Data excerpts:

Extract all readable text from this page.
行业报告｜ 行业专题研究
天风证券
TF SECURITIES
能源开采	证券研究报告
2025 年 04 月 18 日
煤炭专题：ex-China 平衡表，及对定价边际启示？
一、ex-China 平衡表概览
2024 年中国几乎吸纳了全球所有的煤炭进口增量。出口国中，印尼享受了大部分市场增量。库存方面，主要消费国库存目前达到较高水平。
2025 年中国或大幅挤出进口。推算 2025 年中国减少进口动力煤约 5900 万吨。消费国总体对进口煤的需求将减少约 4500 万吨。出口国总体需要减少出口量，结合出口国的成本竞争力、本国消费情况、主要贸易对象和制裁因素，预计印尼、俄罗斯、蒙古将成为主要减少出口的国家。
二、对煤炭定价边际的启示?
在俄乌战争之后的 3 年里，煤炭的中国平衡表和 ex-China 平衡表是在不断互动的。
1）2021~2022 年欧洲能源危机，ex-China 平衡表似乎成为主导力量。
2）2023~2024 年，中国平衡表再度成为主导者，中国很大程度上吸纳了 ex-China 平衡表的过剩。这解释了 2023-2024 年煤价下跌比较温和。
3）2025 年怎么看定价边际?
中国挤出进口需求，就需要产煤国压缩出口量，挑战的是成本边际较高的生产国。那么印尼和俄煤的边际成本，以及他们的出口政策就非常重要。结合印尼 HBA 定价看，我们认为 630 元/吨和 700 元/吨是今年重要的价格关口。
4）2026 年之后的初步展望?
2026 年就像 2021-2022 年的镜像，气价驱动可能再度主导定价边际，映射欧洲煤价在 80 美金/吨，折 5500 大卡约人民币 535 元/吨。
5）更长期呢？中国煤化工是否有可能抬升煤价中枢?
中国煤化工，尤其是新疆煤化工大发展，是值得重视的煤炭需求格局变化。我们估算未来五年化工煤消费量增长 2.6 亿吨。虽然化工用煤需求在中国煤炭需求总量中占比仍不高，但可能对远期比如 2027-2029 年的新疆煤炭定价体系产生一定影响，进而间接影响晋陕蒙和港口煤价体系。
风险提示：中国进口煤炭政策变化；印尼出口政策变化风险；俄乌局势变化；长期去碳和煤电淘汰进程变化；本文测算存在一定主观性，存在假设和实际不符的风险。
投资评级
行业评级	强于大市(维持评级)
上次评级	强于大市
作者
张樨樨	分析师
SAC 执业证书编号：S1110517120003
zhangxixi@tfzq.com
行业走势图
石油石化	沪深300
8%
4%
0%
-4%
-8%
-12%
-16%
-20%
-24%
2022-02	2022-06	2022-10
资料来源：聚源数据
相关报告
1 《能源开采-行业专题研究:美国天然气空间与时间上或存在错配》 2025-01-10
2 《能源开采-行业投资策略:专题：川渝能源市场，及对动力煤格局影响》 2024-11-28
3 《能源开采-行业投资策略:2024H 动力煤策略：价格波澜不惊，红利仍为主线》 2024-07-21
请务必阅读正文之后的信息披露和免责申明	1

## Short task:
Go through the records. Copy each line where "行业专题研究" appears.

## Worked solution:
行业报告｜ 行业专题研究
1 《能源开采-行业专题研究:美国天然气空间与时间上或存在错配》 2025-01-10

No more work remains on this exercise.